抜粋テキスト –
──────────────────────────────
書評ブログ

『限界国家 人口減少で日本が迫られる最終選択』

「静かな大津波が日本へ向かっている。ドーンと人口が減る活力喪失の波は待ったなし、世界は固唾をのんでその行方を眺めている。」と指摘している本があります。

 

 

本日紹介するのは、兵庫県庁に勤務した後、公益財団法人日本国際交流センターに転じて、執行理事を務める毛受敏浩さんが書いた、こちらの新刊新書です。

 

 

毛受敏浩『限界国家 人口減少で日本が迫られる最終選択』(朝日新書)

 

 

この本は、「限界集落」ならぬ、「限界国家」になりつつある日本という国の存続にかかわる重大な「人口問題」に焦点を当てて、世界の他の先進国に倣って「移民政策」をきちんと確立すべきことを説いた書です。

 

 

 

本書は以下の7部構成から成っています。

 

 

1.人口減少で日本の風景は一変する

 

2.移民は「タブー」となぜ思うのか

 

3.移民受け入れの成功国・失敗国

 

4.つぎはぎの外国人受け入れ制度

 

5.日本に住む外国人の実像

 

6.迷走する政府の移民政策

 

7.「限界国家」脱出プラン

 

 

本書の冒頭で著者は、日本の人口が減り始めたのはまだ入り口で、「2020年代の10年間でストーンと620万人が減る」と指摘しています。
──────────────────────────────
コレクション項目
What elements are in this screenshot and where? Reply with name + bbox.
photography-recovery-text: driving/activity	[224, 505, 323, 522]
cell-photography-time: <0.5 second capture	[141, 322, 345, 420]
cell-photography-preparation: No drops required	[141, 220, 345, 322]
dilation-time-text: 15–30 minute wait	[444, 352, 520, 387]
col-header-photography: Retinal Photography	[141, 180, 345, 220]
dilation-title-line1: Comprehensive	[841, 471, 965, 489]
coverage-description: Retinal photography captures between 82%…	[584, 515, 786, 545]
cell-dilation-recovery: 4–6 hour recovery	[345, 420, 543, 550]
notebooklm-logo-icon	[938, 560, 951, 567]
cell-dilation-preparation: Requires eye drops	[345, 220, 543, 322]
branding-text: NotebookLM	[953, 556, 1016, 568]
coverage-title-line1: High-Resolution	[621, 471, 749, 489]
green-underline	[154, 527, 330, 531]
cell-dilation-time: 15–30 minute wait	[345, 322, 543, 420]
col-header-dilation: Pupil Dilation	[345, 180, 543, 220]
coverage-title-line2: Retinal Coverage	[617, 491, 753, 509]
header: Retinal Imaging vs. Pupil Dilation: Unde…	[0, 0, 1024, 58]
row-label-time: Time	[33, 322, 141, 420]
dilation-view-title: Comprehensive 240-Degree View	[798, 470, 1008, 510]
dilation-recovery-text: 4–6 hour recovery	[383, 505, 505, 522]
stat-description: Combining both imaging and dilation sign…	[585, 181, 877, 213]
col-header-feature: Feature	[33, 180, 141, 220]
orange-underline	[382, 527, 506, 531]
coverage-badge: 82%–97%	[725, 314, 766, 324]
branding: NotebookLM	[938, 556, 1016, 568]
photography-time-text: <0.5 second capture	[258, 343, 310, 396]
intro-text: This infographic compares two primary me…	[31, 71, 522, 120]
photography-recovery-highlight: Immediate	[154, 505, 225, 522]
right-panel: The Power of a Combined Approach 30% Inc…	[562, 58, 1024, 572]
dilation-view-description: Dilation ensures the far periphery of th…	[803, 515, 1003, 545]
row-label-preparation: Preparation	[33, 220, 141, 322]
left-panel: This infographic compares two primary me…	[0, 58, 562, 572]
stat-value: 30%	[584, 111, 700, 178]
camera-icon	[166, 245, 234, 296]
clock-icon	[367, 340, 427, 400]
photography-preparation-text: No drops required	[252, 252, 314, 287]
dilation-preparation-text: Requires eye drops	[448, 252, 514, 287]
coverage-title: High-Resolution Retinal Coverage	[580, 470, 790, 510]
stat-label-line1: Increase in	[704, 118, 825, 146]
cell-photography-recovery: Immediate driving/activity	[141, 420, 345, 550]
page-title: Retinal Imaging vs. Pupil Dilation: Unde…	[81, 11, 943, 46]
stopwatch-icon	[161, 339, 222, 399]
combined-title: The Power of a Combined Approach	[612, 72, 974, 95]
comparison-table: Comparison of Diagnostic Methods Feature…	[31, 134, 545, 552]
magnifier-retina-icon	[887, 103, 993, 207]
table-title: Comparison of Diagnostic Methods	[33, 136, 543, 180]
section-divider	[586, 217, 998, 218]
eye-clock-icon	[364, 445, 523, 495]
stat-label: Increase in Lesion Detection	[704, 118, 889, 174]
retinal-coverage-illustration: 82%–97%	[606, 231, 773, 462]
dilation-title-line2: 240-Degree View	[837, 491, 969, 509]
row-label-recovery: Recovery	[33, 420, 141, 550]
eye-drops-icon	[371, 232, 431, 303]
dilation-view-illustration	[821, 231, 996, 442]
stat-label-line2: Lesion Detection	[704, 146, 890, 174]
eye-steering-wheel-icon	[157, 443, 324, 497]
──────────────────────────────
課題と演習 –
A) 書評から、「本日紹介するのは、兵庫県庁に」で始まり「立すべきことを説いた書です。」に至るまでの部分を、一字も変えずに抜き出してください。
B) 上に並ぶ行の最初の行から「180, 345, 220]」を含む行までを、その行も含めてそのまま書き写してください。

解答 –
A)
本日紹介するのは、兵庫県庁に勤務した後、公益財団法人日本国際交流センターに転じて、執行理事を務める毛受敏浩さんが書いた、こちらの新刊新書です。

 

 

毛受敏浩『限界国家 人口減少で日本が迫られる最終選択』(朝日新書)

 

 

この本は、「限界集落」ならぬ、「限界国家」になりつつある日本という国の存続にかかわる重大な「人口問題」に焦点を当てて、世界の他の先進国に倣って「移民政策」をきちんと確立すべきことを説いた書です。

B)
What elements are in this screenshot and where? Reply with name + bbox.
photography-recovery-text: driving/activity	[224, 505, 323, 522]
cell-photography-time: <0.5 second capture	[141, 322, 345, 420]
cell-photography-preparation: No drops required	[141, 220, 345, 322]
dilation-time-text: 15–30 minute wait	[444, 352, 520, 387]
col-header-photography: Retinal Photography	[141, 180, 345, 220]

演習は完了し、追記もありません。